WHAT YOU NEED TO DO =
The records that follow are to be repeated without alteration.

----------

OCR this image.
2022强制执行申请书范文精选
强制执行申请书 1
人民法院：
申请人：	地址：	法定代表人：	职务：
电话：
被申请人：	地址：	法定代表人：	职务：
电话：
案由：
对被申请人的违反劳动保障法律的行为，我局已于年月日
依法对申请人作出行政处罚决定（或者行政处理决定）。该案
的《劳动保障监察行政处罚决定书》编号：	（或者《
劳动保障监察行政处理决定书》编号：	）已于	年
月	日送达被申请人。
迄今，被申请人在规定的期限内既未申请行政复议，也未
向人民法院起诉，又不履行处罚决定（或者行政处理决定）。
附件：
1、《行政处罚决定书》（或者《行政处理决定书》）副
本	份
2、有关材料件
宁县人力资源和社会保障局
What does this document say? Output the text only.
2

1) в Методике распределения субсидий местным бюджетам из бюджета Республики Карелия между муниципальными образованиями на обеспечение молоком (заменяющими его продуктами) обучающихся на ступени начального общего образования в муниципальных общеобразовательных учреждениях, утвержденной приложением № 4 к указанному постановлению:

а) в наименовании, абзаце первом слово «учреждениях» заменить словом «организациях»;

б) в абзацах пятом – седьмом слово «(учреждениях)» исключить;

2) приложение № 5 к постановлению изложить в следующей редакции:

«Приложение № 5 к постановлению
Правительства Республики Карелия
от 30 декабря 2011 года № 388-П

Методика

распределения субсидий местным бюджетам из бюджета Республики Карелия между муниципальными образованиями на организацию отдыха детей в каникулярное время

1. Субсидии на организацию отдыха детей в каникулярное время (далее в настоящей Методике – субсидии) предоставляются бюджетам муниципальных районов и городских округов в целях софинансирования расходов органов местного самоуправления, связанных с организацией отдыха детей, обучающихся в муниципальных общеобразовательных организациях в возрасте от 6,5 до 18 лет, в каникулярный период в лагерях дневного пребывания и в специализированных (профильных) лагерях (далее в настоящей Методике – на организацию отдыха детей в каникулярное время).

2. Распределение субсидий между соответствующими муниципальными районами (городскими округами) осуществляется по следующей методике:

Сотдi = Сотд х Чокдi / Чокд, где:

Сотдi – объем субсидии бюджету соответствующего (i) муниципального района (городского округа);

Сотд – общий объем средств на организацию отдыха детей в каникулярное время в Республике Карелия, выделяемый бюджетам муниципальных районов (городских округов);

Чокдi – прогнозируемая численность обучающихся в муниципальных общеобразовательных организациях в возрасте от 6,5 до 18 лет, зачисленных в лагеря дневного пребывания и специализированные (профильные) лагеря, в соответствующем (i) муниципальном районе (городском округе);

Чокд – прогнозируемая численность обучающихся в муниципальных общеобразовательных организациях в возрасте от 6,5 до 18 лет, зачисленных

----------

REPLY TO THE TASK =
OCR this image.
2022强制执行申请书范文精选
强制执行申请书 1
人民法院：
申请人：	地址：	法定代表人：	职务：
电话：
被申请人：	地址：	法定代表人：	职务：
电话：
案由：
对被申请人的违反劳动保障法律的行为，我局已于年月日
依法对申请人作出行政处罚决定（或者行政处理决定）。该案
的《劳动保障监察行政处罚决定书》编号：	（或者《
劳动保障监察行政处理决定书》编号：	）已于	年
月	日送达被申请人。
迄今，被申请人在规定的期限内既未申请行政复议，也未
向人民法院起诉，又不履行处罚决定（或者行政处理决定）。
附件：
1、《行政处罚决定书》（或者《行政处理决定书》）副
本	份
2、有关材料件
宁县人力资源和社会保障局
What does this document say? Output the text only.
2

1) в Методике распределения субсидий местным бюджетам из бюджета Республики Карелия между муниципальными образованиями на обеспечение молоком (заменяющими его продуктами) обучающихся на ступени начального общего образования в муниципальных общеобразовательных учреждениях, утвержденной приложением № 4 к указанному постановлению:

а) в наименовании, абзаце первом слово «учреждениях» заменить словом «организациях»;

б) в абзацах пятом – седьмом слово «(учреждениях)» исключить;

2) приложение № 5 к постановлению изложить в следующей редакции:

«Приложение № 5 к постановлению
Правительства Республики Карелия
от 30 декабря 2011 года № 388-П

Методика

распределения субсидий местным бюджетам из бюджета Республики Карелия между муниципальными образованиями на организацию отдыха детей в каникулярное время

1. Субсидии на организацию отдыха детей в каникулярное время (далее в настоящей Методике – субсидии) предоставляются бюджетам муниципальных районов и городских округов в целях софинансирования расходов органов местного самоуправления, связанных с организацией отдыха детей, обучающихся в муниципальных общеобразовательных организациях в возрасте от 6,5 до 18 лет, в каникулярный период в лагерях дневного пребывания и в специализированных (профильных) лагерях (далее в настоящей Методике – на организацию отдыха детей в каникулярное время).

2. Распределение субсидий между соответствующими муниципальными районами (городскими округами) осуществляется по следующей методике:

Сотдi = Сотд х Чокдi / Чокд, где:

Сотдi – объем субсидии бюджету соответствующего (i) муниципального района (городского округа);

Сотд – общий объем средств на организацию отдыха детей в каникулярное время в Республике Карелия, выделяемый бюджетам муниципальных районов (городских округов);

Чокдi – прогнозируемая численность обучающихся в муниципальных общеобразовательных организациях в возрасте от 6,5 до 18 лет, зачисленных в лагеря дневного пребывания и специализированные (профильные) лагеря, в соответствующем (i) муниципальном районе (городском округе);

Чокд – прогнозируемая численность обучающихся в муниципальных общеобразовательных организациях в возрасте от 6,5 до 18 лет, зачисленных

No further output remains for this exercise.